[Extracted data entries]
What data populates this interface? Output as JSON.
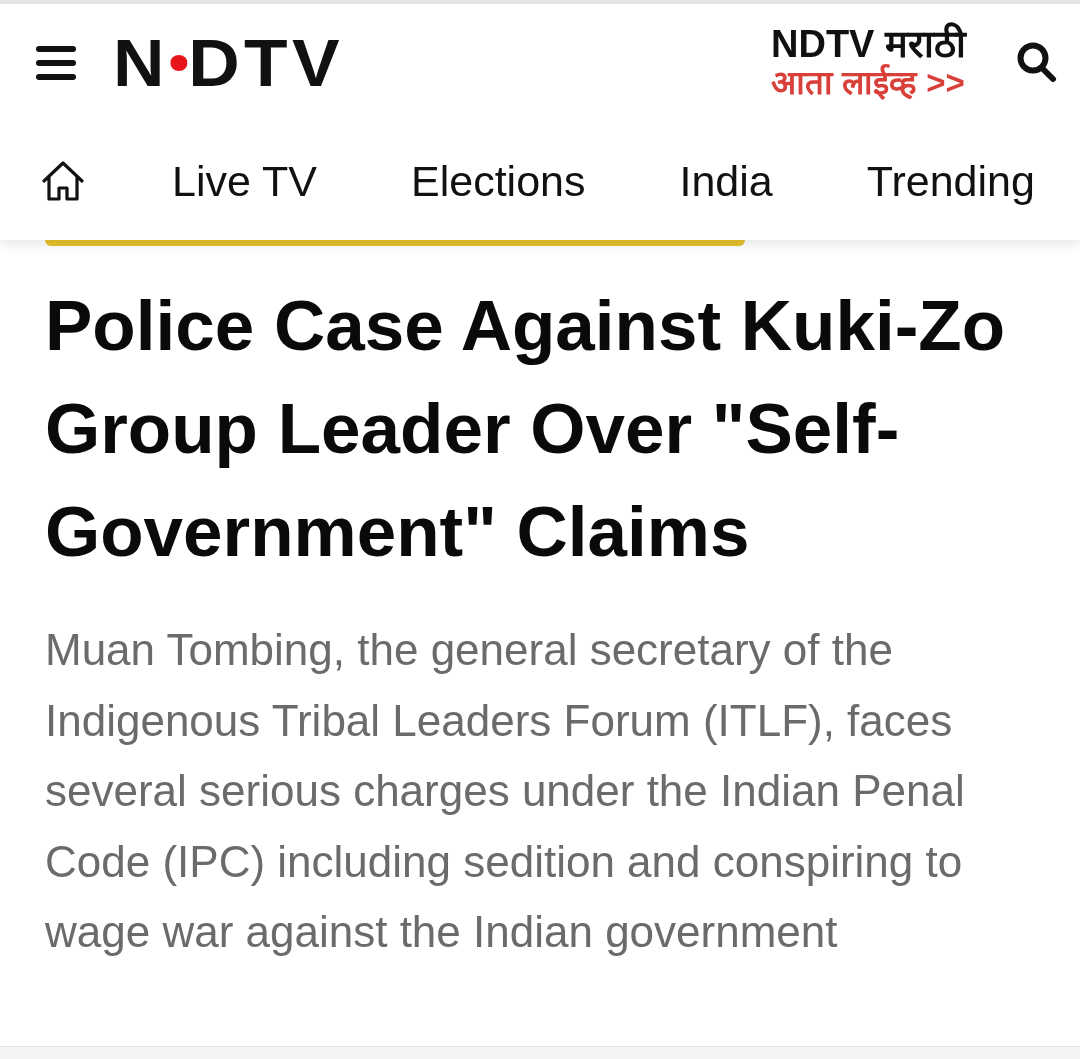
{
  "header": {
    "logo": "NDTV",
    "promo": {
      "title": "NDTV मराठी",
      "link": "आता लाईव्ह >>"
    }
  },
  "nav": {
    "items": [
      {
        "label": "Live TV"
      },
      {
        "label": "Elections"
      },
      {
        "label": "India"
      },
      {
        "label": "Trending"
      }
    ]
  },
  "article": {
    "headline": "Police Case Against Kuki-Zo Group Leader Over \"Self-Government\" Claims",
    "summary": "Muan Tombing, the general secretary of the Indigenous Tribal Leaders Forum (ITLF), faces several serious charges under the Indian Penal Code (IPC) including sedition and conspiring to wage war against the Indian government"
  }
}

— WORK TO COMPLETE —
Isolate the lines above that contain the word "label" and copy them.

— RESPONSE TO THE EXERCISE —
        "label": "Live TV"
        "label": "Elections"
        "label": "India"
        "label": "Trending"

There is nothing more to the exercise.